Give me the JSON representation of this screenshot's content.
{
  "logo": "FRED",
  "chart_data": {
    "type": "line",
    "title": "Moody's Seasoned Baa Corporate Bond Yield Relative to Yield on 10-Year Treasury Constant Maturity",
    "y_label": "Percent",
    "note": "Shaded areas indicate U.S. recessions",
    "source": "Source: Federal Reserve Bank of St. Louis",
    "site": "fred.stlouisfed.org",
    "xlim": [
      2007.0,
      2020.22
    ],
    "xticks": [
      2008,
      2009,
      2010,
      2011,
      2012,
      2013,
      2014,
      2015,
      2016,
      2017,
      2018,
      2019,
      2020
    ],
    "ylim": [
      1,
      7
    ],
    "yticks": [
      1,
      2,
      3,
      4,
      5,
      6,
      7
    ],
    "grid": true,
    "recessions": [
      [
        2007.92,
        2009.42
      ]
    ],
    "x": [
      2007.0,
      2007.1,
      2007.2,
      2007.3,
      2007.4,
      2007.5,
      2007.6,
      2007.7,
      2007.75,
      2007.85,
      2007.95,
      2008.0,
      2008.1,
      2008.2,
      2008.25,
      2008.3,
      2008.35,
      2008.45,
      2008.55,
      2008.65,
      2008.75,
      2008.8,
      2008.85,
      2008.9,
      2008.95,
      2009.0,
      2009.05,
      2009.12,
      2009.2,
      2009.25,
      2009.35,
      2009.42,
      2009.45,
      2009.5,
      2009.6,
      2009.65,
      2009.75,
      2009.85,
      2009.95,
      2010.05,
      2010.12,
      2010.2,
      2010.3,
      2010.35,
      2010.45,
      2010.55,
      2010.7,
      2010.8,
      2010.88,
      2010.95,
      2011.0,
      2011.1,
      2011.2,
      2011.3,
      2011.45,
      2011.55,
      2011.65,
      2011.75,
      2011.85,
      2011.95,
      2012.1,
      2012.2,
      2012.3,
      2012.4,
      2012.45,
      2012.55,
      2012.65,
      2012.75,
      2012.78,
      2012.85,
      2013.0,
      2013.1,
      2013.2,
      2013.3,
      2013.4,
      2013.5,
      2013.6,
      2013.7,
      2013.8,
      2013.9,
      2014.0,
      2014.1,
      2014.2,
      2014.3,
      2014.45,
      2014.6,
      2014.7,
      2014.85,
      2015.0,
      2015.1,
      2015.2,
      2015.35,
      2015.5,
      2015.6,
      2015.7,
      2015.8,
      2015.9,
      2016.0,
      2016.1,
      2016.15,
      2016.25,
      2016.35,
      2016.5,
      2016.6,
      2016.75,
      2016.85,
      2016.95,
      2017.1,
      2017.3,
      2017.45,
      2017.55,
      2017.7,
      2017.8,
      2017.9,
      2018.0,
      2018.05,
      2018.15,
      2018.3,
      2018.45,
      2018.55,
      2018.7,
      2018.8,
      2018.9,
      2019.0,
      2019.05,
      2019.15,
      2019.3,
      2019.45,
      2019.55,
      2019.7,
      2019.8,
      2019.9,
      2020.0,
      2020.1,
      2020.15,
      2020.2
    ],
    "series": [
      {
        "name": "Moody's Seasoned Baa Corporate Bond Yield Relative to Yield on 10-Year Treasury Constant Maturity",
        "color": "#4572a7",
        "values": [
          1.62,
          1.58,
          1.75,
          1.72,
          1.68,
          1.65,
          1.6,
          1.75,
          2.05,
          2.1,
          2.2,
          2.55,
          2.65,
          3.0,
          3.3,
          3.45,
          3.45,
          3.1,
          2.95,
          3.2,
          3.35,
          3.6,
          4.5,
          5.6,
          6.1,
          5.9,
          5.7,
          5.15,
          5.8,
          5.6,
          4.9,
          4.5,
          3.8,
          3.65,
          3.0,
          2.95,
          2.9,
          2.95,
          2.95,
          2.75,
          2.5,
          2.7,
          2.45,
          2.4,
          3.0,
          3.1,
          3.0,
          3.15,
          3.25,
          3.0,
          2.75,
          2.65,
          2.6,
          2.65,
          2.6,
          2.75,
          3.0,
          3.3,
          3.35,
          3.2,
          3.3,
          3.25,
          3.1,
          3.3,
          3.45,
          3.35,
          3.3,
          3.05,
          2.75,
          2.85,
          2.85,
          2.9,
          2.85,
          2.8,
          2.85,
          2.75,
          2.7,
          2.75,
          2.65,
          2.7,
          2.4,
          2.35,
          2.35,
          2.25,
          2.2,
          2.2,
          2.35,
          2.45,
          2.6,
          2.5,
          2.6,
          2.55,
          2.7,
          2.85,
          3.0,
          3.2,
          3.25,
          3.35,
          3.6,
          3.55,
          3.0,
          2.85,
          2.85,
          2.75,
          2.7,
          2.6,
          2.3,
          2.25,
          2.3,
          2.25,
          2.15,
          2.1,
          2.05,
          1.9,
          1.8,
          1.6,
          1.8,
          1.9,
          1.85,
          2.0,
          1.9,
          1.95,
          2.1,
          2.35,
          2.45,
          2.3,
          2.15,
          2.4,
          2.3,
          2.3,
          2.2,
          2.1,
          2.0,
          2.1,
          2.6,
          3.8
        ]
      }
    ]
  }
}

### STATED PROBLEM
Make an exact copy of every entry.

### REPLY
Give me the JSON representation of this screenshot's content.
{
  "logo": "FRED",
  "chart_data": {
    "type": "line",
    "title": "Moody's Seasoned Baa Corporate Bond Yield Relative to Yield on 10-Year Treasury Constant Maturity",
    "y_label": "Percent",
    "note": "Shaded areas indicate U.S. recessions",
    "source": "Source: Federal Reserve Bank of St. Louis",
    "site": "fred.stlouisfed.org",
    "xlim": [
      2007.0,
      2020.22
    ],
    "xticks": [
      2008,
      2009,
      2010,
      2011,
      2012,
      2013,
      2014,
      2015,
      2016,
      2017,
      2018,
      2019,
      2020
    ],
    "ylim": [
      1,
      7
    ],
    "yticks": [
      1,
      2,
      3,
      4,
      5,
      6,
      7
    ],
    "grid": true,
    "recessions": [
      [
        2007.92,
        2009.42
      ]
    ],
    "x": [
      2007.0,
      2007.1,
      2007.2,
      2007.3,
      2007.4,
      2007.5,
      2007.6,
      2007.7,
      2007.75,
      2007.85,
      2007.95,
      2008.0,
      2008.1,
      2008.2,
      2008.25,
      2008.3,
      2008.35,
      2008.45,
      2008.55,
      2008.65,
      2008.75,
      2008.8,
      2008.85,
      2008.9,
      2008.95,
      2009.0,
      2009.05,
      2009.12,
      2009.2,
      2009.25,
      2009.35,
      2009.42,
      2009.45,
      2009.5,
      2009.6,
      2009.65,
      2009.75,
      2009.85,
      2009.95,
      2010.05,
      2010.12,
      2010.2,
      2010.3,
      2010.35,
      2010.45,
      2010.55,
      2010.7,
      2010.8,
      2010.88,
      2010.95,
      2011.0,
      2011.1,
      2011.2,
      2011.3,
      2011.45,
      2011.55,
      2011.65,
      2011.75,
      2011.85,
      2011.95,
      2012.1,
      2012.2,
      2012.3,
      2012.4,
      2012.45,
      2012.55,
      2012.65,
      2012.75,
      2012.78,
      2012.85,
      2013.0,
      2013.1,
      2013.2,
      2013.3,
      2013.4,
      2013.5,
      2013.6,
      2013.7,
      2013.8,
      2013.9,
      2014.0,
      2014.1,
      2014.2,
      2014.3,
      2014.45,
      2014.6,
      2014.7,
      2014.85,
      2015.0,
      2015.1,
      2015.2,
      2015.35,
      2015.5,
      2015.6,
      2015.7,
      2015.8,
      2015.9,
      2016.0,
      2016.1,
      2016.15,
      2016.25,
      2016.35,
      2016.5,
      2016.6,
      2016.75,
      2016.85,
      2016.95,
      2017.1,
      2017.3,
      2017.45,
      2017.55,
      2017.7,
      2017.8,
      2017.9,
      2018.0,
      2018.05,
      2018.15,
      2018.3,
      2018.45,
      2018.55,
      2018.7,
      2018.8,
      2018.9,
      2019.0,
      2019.05,
      2019.15,
      2019.3,
      2019.45,
      2019.55,
      2019.7,
      2019.8,
      2019.9,
      2020.0,
      2020.1,
      2020.15,
      2020.2
    ],
    "series": [
      {
        "name": "Moody's Seasoned Baa Corporate Bond Yield Relative to Yield on 10-Year Treasury Constant Maturity",
        "color": "#4572a7",
        "values": [
          1.62,
          1.58,
          1.75,
          1.72,
          1.68,
          1.65,
          1.6,
          1.75,
          2.05,
          2.1,
          2.2,
          2.55,
          2.65,
          3.0,
          3.3,
          3.45,
          3.45,
          3.1,
          2.95,
          3.2,
          3.35,
          3.6,
          4.5,
          5.6,
          6.1,
          5.9,
          5.7,
          5.15,
          5.8,
          5.6,
          4.9,
          4.5,
          3.8,
          3.65,
          3.0,
          2.95,
          2.9,
          2.95,
          2.95,
          2.75,
          2.5,
          2.7,
          2.45,
          2.4,
          3.0,
          3.1,
          3.0,
          3.15,
          3.25,
          3.0,
          2.75,
          2.65,
          2.6,
          2.65,
          2.6,
          2.75,
          3.0,
          3.3,
          3.35,
          3.2,
          3.3,
          3.25,
          3.1,
          3.3,
          3.45,
          3.35,
          3.3,
          3.05,
          2.75,
          2.85,
          2.85,
          2.9,
          2.85,
          2.8,
          2.85,
          2.75,
          2.7,
          2.75,
          2.65,
          2.7,
          2.4,
          2.35,
          2.35,
          2.25,
          2.2,
          2.2,
          2.35,
          2.45,
          2.6,
          2.5,
          2.6,
          2.55,
          2.7,
          2.85,
          3.0,
          3.2,
          3.25,
          3.35,
          3.6,
          3.55,
          3.0,
          2.85,
          2.85,
          2.75,
          2.7,
          2.6,
          2.3,
          2.25,
          2.3,
          2.25,
          2.15,
          2.1,
          2.05,
          1.9,
          1.8,
          1.6,
          1.8,
          1.9,
          1.85,
          2.0,
          1.9,
          1.95,
          2.1,
          2.35,
          2.45,
          2.3,
          2.15,
          2.4,
          2.3,
          2.3,
          2.2,
          2.1,
          2.0,
          2.1,
          2.6,
          3.8
        ]
      }
    ]
  }
}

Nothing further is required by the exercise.